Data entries
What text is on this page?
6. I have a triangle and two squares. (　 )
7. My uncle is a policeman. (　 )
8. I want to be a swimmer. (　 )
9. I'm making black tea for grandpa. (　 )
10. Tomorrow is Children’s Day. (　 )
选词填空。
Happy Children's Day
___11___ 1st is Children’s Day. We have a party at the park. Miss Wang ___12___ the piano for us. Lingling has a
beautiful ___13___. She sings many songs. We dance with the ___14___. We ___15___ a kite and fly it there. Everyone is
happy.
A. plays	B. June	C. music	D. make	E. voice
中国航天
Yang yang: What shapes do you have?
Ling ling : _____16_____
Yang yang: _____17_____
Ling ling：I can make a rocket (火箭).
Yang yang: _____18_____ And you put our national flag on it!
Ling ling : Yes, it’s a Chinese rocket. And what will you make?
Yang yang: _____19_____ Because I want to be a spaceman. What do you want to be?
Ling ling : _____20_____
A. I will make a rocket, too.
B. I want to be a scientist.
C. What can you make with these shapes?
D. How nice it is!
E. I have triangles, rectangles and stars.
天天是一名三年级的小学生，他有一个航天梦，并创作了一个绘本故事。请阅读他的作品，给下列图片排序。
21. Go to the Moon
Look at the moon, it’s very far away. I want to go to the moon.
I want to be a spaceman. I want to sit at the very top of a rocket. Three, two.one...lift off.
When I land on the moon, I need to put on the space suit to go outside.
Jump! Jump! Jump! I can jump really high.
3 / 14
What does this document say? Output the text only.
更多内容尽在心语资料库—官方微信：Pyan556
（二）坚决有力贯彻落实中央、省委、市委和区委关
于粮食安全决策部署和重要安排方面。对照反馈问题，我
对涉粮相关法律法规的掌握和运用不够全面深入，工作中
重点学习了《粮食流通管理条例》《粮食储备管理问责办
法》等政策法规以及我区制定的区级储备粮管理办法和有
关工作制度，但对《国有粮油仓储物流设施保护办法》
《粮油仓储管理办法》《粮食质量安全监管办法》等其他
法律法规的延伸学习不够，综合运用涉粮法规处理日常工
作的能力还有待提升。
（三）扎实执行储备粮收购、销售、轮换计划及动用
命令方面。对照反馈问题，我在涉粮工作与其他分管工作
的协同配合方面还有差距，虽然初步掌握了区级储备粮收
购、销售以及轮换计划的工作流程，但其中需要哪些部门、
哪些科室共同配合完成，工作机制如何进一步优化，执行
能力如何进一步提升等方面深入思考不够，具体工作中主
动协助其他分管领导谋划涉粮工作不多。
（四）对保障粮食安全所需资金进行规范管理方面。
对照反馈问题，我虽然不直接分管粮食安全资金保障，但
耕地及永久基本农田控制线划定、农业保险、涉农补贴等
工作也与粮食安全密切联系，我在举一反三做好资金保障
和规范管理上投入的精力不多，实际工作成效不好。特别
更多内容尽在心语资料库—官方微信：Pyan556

What to work on: Repeat exactly, and only, the lines from the one containing "What does this" through the end of the material.

Solution to this task:
What does this document say? Output the text only.
更多内容尽在心语资料库—官方微信：Pyan556
（二）坚决有力贯彻落实中央、省委、市委和区委关
于粮食安全决策部署和重要安排方面。对照反馈问题，我
对涉粮相关法律法规的掌握和运用不够全面深入，工作中
重点学习了《粮食流通管理条例》《粮食储备管理问责办
法》等政策法规以及我区制定的区级储备粮管理办法和有
关工作制度，但对《国有粮油仓储物流设施保护办法》
《粮油仓储管理办法》《粮食质量安全监管办法》等其他
法律法规的延伸学习不够，综合运用涉粮法规处理日常工
作的能力还有待提升。
（三）扎实执行储备粮收购、销售、轮换计划及动用
命令方面。对照反馈问题，我在涉粮工作与其他分管工作
的协同配合方面还有差距，虽然初步掌握了区级储备粮收
购、销售以及轮换计划的工作流程，但其中需要哪些部门、
哪些科室共同配合完成，工作机制如何进一步优化，执行
能力如何进一步提升等方面深入思考不够，具体工作中主
动协助其他分管领导谋划涉粮工作不多。
（四）对保障粮食安全所需资金进行规范管理方面。
对照反馈问题，我虽然不直接分管粮食安全资金保障，但
耕地及永久基本农田控制线划定、农业保险、涉农补贴等
工作也与粮食安全密切联系，我在举一反三做好资金保障
和规范管理上投入的精力不多，实际工作成效不好。特别
更多内容尽在心语资料库—官方微信：Pyan556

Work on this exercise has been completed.